◆ ENTRIES SHOWN:
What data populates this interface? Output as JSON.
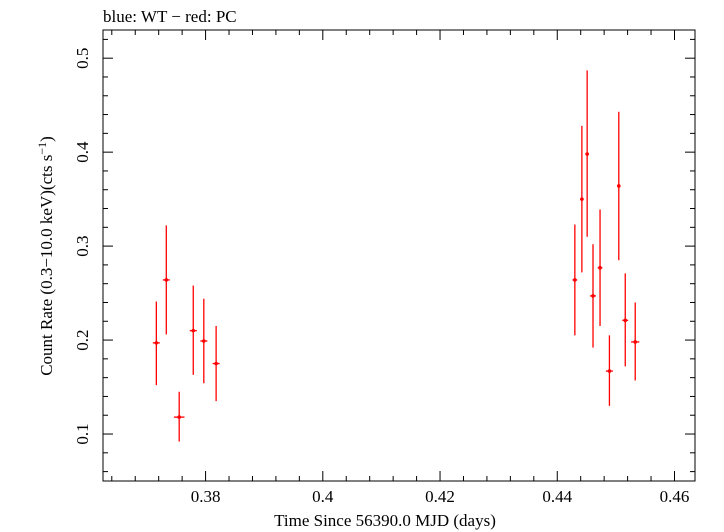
{
  "chart_data": {
    "type": "scatter",
    "title": "blue: WT − red: PC",
    "xlabel": "Time Since 56390.0 MJD (days)",
    "ylabel": "Count Rate (0.3−10.0 keV)(cts s",
    "ylabel_sup": "−1",
    "ylabel_end": ")",
    "xlim": [
      0.3625,
      0.4635
    ],
    "ylim": [
      0.05,
      0.53
    ],
    "x_ticks": [
      0.38,
      0.4,
      0.42,
      0.44,
      0.46
    ],
    "x_tick_labels": [
      "0.38",
      "0.4",
      "0.42",
      "0.44",
      "0.46"
    ],
    "y_ticks": [
      0.1,
      0.2,
      0.3,
      0.4,
      0.5
    ],
    "y_tick_labels": [
      "0.1",
      "0.2",
      "0.3",
      "0.4",
      "0.5"
    ],
    "grid": false,
    "series": [
      {
        "color": "#ff0000",
        "points": [
          {
            "x": 0.3716,
            "y": 0.197,
            "xerr": 0.0006,
            "ylo": 0.152,
            "yhi": 0.241
          },
          {
            "x": 0.3733,
            "y": 0.264,
            "xerr": 0.0006,
            "ylo": 0.206,
            "yhi": 0.322
          },
          {
            "x": 0.3755,
            "y": 0.118,
            "xerr": 0.0009,
            "ylo": 0.092,
            "yhi": 0.145
          },
          {
            "x": 0.3779,
            "y": 0.21,
            "xerr": 0.0006,
            "ylo": 0.163,
            "yhi": 0.258
          },
          {
            "x": 0.3797,
            "y": 0.199,
            "xerr": 0.0006,
            "ylo": 0.154,
            "yhi": 0.244
          },
          {
            "x": 0.3818,
            "y": 0.175,
            "xerr": 0.0006,
            "ylo": 0.135,
            "yhi": 0.215
          },
          {
            "x": 0.443,
            "y": 0.264,
            "xerr": 0.0004,
            "ylo": 0.205,
            "yhi": 0.323
          },
          {
            "x": 0.4442,
            "y": 0.35,
            "xerr": 0.0003,
            "ylo": 0.272,
            "yhi": 0.428
          },
          {
            "x": 0.4451,
            "y": 0.398,
            "xerr": 0.0003,
            "ylo": 0.31,
            "yhi": 0.487
          },
          {
            "x": 0.4461,
            "y": 0.247,
            "xerr": 0.0005,
            "ylo": 0.192,
            "yhi": 0.302
          },
          {
            "x": 0.4473,
            "y": 0.277,
            "xerr": 0.0004,
            "ylo": 0.215,
            "yhi": 0.339
          },
          {
            "x": 0.4489,
            "y": 0.167,
            "xerr": 0.0006,
            "ylo": 0.13,
            "yhi": 0.205
          },
          {
            "x": 0.4505,
            "y": 0.364,
            "xerr": 0.0003,
            "ylo": 0.285,
            "yhi": 0.443
          },
          {
            "x": 0.4516,
            "y": 0.221,
            "xerr": 0.0005,
            "ylo": 0.172,
            "yhi": 0.271
          },
          {
            "x": 0.4533,
            "y": 0.198,
            "xerr": 0.0007,
            "ylo": 0.157,
            "yhi": 0.24
          }
        ]
      }
    ]
  }
}
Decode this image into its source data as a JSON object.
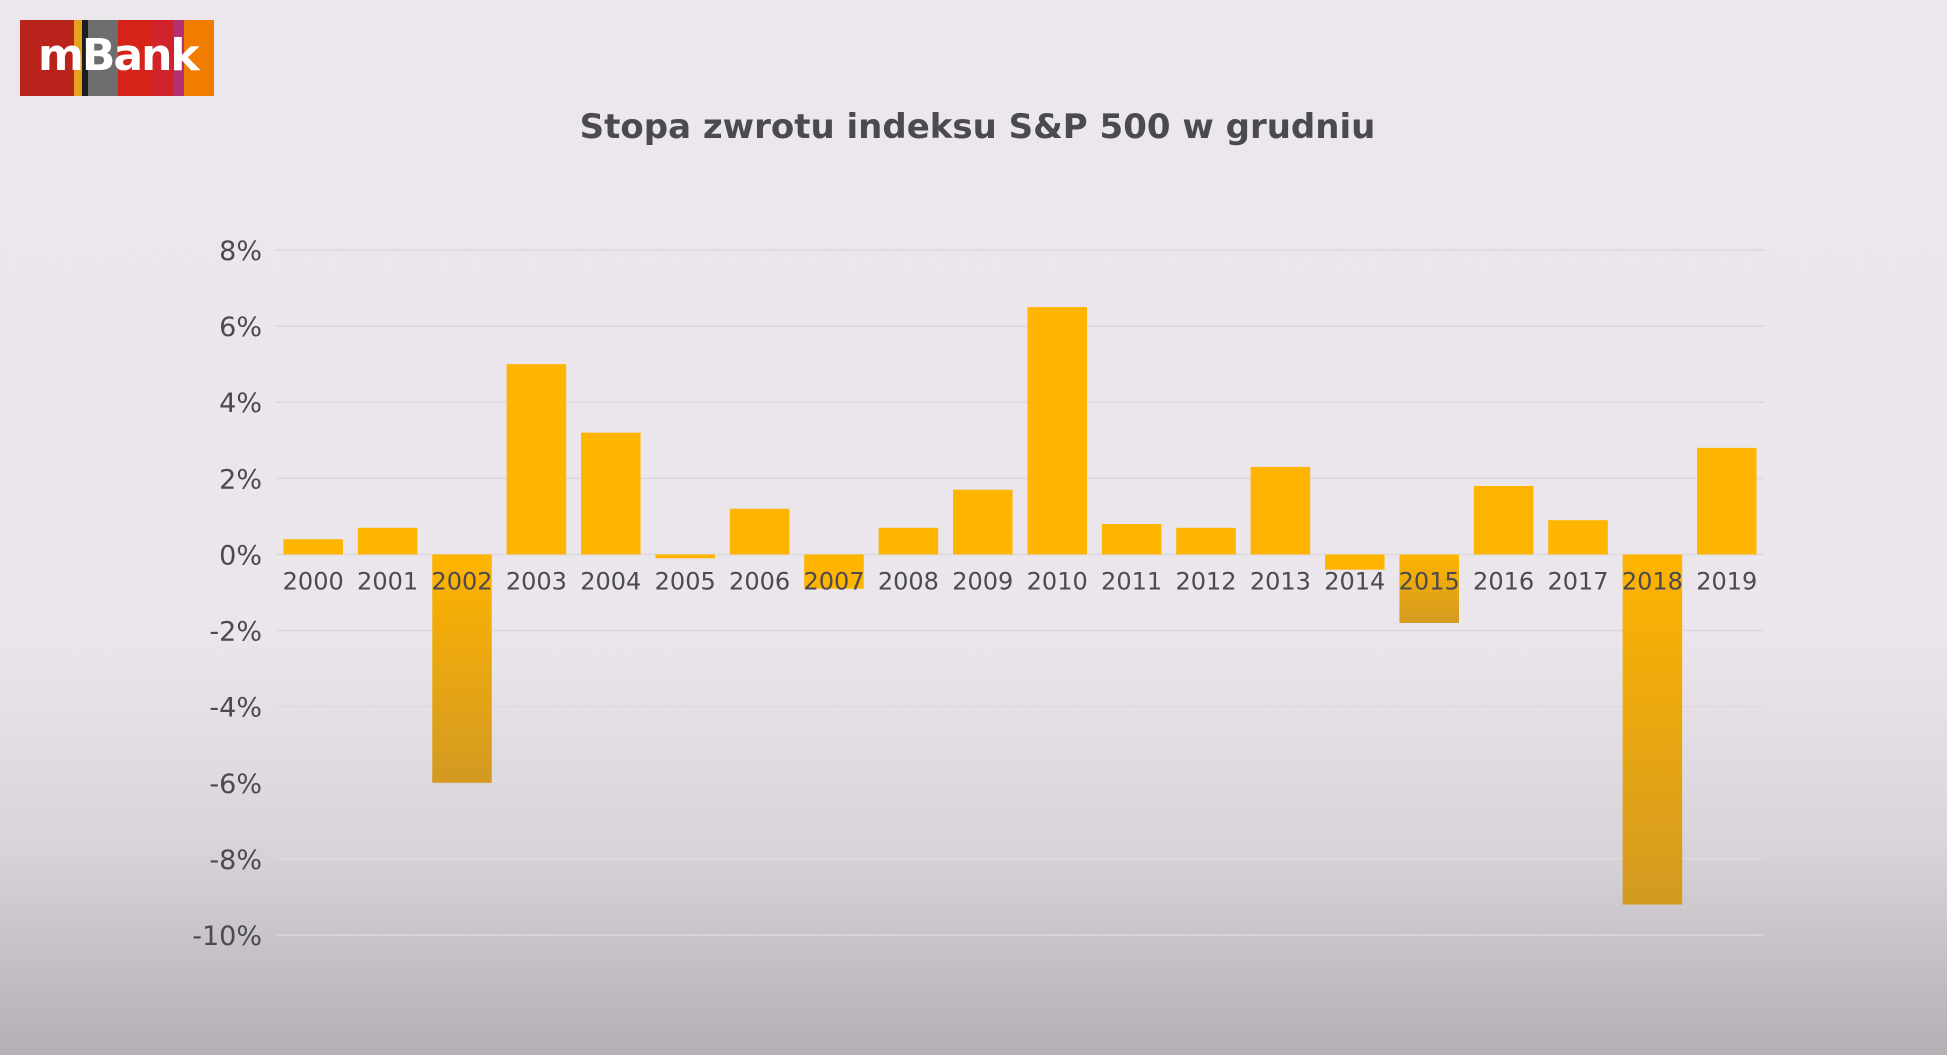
{
  "logo": {
    "text": "mBank",
    "colors": [
      "#b8231c",
      "#e8a01e",
      "#1d1d1b",
      "#6e6e6e",
      "#d6231a",
      "#d2232a",
      "#b5306e",
      "#f07d00"
    ]
  },
  "colors": {
    "bar": "#ffb400",
    "bar_dark": "#d89a1a",
    "grid": "#dcd8dc",
    "text": "#4a4a4f"
  },
  "chart_data": {
    "type": "bar",
    "title": "Stopa zwrotu indeksu S&P 500 w grudniu",
    "xlabel": "",
    "ylabel": "",
    "ylim": [
      -10,
      8
    ],
    "yticks": [
      8,
      6,
      4,
      2,
      0,
      -2,
      -4,
      -6,
      -8,
      -10
    ],
    "ytick_labels": [
      "8%",
      "6%",
      "4%",
      "2%",
      "0%",
      "-2%",
      "-4%",
      "-6%",
      "-8%",
      "-10%"
    ],
    "grid": true,
    "legend": false,
    "categories": [
      "2000",
      "2001",
      "2002",
      "2003",
      "2004",
      "2005",
      "2006",
      "2007",
      "2008",
      "2009",
      "2010",
      "2011",
      "2012",
      "2013",
      "2014",
      "2015",
      "2016",
      "2017",
      "2018",
      "2019"
    ],
    "values": [
      0.4,
      0.7,
      -6.0,
      5.0,
      3.2,
      -0.1,
      1.2,
      -0.9,
      0.7,
      1.7,
      6.5,
      0.8,
      0.7,
      2.3,
      -0.4,
      -1.8,
      1.8,
      0.9,
      -9.2,
      2.8
    ],
    "unit": "%"
  }
}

◆ TASK DETAILS:
Set down every record once more, word for word, without pictures.

◆ SOLUTION:
What data populates this interface? Output as JSON.
{
  "chart_data": {
    "type": "scatter",
    "title": "blue: WT − red: PC",
    "xlabel": "Time Since 56390.0 MJD (days)",
    "ylabel": "Count Rate (0.3−10.0 keV)(cts s",
    "ylabel_sup": "−1",
    "ylabel_end": ")",
    "xlim": [
      0.3625,
      0.4635
    ],
    "ylim": [
      0.05,
      0.53
    ],
    "x_ticks": [
      0.38,
      0.4,
      0.42,
      0.44,
      0.46
    ],
    "x_tick_labels": [
      "0.38",
      "0.4",
      "0.42",
      "0.44",
      "0.46"
    ],
    "y_ticks": [
      0.1,
      0.2,
      0.3,
      0.4,
      0.5
    ],
    "y_tick_labels": [
      "0.1",
      "0.2",
      "0.3",
      "0.4",
      "0.5"
    ],
    "grid": false,
    "series": [
      {
        "color": "#ff0000",
        "points": [
          {
            "x": 0.3716,
            "y": 0.197,
            "xerr": 0.0006,
            "ylo": 0.152,
            "yhi": 0.241
          },
          {
            "x": 0.3733,
            "y": 0.264,
            "xerr": 0.0006,
            "ylo": 0.206,
            "yhi": 0.322
          },
          {
            "x": 0.3755,
            "y": 0.118,
            "xerr": 0.0009,
            "ylo": 0.092,
            "yhi": 0.145
          },
          {
            "x": 0.3779,
            "y": 0.21,
            "xerr": 0.0006,
            "ylo": 0.163,
            "yhi": 0.258
          },
          {
            "x": 0.3797,
            "y": 0.199,
            "xerr": 0.0006,
            "ylo": 0.154,
            "yhi": 0.244
          },
          {
            "x": 0.3818,
            "y": 0.175,
            "xerr": 0.0006,
            "ylo": 0.135,
            "yhi": 0.215
          },
          {
            "x": 0.443,
            "y": 0.264,
            "xerr": 0.0004,
            "ylo": 0.205,
            "yhi": 0.323
          },
          {
            "x": 0.4442,
            "y": 0.35,
            "xerr": 0.0003,
            "ylo": 0.272,
            "yhi": 0.428
          },
          {
            "x": 0.4451,
            "y": 0.398,
            "xerr": 0.0003,
            "ylo": 0.31,
            "yhi": 0.487
          },
          {
            "x": 0.4461,
            "y": 0.247,
            "xerr": 0.0005,
            "ylo": 0.192,
            "yhi": 0.302
          },
          {
            "x": 0.4473,
            "y": 0.277,
            "xerr": 0.0004,
            "ylo": 0.215,
            "yhi": 0.339
          },
          {
            "x": 0.4489,
            "y": 0.167,
            "xerr": 0.0006,
            "ylo": 0.13,
            "yhi": 0.205
          },
          {
            "x": 0.4505,
            "y": 0.364,
            "xerr": 0.0003,
            "ylo": 0.285,
            "yhi": 0.443
          },
          {
            "x": 0.4516,
            "y": 0.221,
            "xerr": 0.0005,
            "ylo": 0.172,
            "yhi": 0.271
          },
          {
            "x": 0.4533,
            "y": 0.198,
            "xerr": 0.0007,
            "ylo": 0.157,
            "yhi": 0.24
          }
        ]
      }
    ]
  }
}
Decode this image into its source data as a JSON object.
{
  "logo": {
    "text": "mBank",
    "colors": [
      "#b8231c",
      "#e8a01e",
      "#1d1d1b",
      "#6e6e6e",
      "#d6231a",
      "#d2232a",
      "#b5306e",
      "#f07d00"
    ]
  },
  "colors": {
    "bar": "#ffb400",
    "bar_dark": "#d89a1a",
    "grid": "#dcd8dc",
    "text": "#4a4a4f"
  },
  "chart_data": {
    "type": "bar",
    "title": "Stopa zwrotu indeksu S&P 500 w grudniu",
    "xlabel": "",
    "ylabel": "",
    "ylim": [
      -10,
      8
    ],
    "yticks": [
      8,
      6,
      4,
      2,
      0,
      -2,
      -4,
      -6,
      -8,
      -10
    ],
    "ytick_labels": [
      "8%",
      "6%",
      "4%",
      "2%",
      "0%",
      "-2%",
      "-4%",
      "-6%",
      "-8%",
      "-10%"
    ],
    "grid": true,
    "legend": false,
    "categories": [
      "2000",
      "2001",
      "2002",
      "2003",
      "2004",
      "2005",
      "2006",
      "2007",
      "2008",
      "2009",
      "2010",
      "2011",
      "2012",
      "2013",
      "2014",
      "2015",
      "2016",
      "2017",
      "2018",
      "2019"
    ],
    "values": [
      0.4,
      0.7,
      -6.0,
      5.0,
      3.2,
      -0.1,
      1.2,
      -0.9,
      0.7,
      1.7,
      6.5,
      0.8,
      0.7,
      2.3,
      -0.4,
      -1.8,
      1.8,
      0.9,
      -9.2,
      2.8
    ],
    "unit": "%"
  }
}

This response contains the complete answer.